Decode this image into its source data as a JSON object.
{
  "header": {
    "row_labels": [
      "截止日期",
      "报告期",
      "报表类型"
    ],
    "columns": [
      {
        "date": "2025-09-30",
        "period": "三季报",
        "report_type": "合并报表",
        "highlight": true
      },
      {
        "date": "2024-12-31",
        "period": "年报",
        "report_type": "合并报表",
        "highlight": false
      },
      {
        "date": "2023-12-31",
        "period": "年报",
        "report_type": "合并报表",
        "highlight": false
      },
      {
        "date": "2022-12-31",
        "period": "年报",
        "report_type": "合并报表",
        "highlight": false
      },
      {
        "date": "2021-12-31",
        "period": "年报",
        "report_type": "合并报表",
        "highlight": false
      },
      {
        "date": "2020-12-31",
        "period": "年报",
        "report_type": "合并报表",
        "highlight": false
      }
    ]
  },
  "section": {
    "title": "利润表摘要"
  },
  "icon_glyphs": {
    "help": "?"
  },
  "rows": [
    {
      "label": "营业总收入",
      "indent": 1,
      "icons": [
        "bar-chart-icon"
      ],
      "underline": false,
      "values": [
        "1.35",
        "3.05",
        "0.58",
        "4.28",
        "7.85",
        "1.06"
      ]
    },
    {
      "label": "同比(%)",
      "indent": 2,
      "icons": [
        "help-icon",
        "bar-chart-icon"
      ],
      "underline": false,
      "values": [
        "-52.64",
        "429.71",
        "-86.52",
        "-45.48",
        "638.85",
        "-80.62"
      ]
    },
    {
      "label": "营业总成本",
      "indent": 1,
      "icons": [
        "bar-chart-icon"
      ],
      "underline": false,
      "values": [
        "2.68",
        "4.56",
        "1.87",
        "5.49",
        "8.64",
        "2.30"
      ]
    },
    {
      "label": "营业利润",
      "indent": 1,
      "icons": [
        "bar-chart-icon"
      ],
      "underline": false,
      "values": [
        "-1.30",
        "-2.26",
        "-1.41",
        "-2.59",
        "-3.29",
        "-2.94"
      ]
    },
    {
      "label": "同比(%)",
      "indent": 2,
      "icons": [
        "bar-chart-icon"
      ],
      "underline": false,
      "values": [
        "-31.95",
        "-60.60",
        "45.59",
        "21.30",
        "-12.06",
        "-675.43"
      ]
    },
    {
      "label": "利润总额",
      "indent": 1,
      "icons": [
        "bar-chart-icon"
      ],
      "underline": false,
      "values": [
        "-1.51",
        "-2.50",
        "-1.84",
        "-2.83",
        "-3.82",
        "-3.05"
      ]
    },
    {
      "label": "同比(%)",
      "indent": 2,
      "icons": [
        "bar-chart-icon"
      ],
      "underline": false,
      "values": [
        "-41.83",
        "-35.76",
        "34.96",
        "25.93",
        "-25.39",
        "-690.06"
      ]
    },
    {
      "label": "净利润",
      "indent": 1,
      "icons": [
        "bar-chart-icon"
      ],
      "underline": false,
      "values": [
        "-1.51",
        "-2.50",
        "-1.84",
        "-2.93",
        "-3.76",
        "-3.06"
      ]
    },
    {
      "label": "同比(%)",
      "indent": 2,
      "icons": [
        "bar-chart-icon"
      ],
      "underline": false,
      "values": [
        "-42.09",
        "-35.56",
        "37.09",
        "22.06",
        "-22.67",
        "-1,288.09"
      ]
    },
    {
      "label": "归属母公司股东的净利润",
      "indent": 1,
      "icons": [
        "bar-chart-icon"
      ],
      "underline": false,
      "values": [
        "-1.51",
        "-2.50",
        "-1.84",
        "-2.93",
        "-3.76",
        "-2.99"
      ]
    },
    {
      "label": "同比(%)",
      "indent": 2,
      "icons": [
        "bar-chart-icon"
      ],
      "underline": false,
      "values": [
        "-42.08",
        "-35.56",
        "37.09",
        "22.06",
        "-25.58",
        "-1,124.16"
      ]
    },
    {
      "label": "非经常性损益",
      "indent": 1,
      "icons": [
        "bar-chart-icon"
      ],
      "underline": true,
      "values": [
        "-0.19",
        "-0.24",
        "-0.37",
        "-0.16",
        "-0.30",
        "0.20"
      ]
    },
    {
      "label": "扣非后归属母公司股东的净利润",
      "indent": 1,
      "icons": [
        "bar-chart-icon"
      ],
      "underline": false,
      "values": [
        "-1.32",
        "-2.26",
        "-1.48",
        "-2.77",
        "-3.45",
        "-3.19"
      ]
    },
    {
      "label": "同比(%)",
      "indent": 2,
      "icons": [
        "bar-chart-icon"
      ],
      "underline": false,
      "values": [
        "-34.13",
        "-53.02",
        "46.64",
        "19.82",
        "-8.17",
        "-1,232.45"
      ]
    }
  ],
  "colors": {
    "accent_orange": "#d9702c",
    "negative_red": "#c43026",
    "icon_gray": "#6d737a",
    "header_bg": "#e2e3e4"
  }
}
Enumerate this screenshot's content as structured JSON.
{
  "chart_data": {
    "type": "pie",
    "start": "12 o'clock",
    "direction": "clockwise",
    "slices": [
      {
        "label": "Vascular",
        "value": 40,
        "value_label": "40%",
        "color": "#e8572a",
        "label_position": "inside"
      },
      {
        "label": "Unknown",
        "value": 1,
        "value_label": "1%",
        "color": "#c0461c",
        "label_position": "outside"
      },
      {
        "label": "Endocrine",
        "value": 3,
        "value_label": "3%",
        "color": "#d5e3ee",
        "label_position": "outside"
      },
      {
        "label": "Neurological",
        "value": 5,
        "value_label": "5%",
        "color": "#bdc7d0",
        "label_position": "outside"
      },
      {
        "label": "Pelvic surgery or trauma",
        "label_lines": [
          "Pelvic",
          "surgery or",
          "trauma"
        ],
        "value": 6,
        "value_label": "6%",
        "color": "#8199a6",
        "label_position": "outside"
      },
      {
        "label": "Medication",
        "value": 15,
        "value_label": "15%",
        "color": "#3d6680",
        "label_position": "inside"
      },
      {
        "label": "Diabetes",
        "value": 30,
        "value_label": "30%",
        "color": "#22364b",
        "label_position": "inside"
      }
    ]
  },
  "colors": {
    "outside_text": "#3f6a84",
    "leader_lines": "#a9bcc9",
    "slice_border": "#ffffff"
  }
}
********************
Aim:
Pull out each line holding the string "surgery".

Final result:
        "label": "Pelvic surgery or trauma",
          "surgery or",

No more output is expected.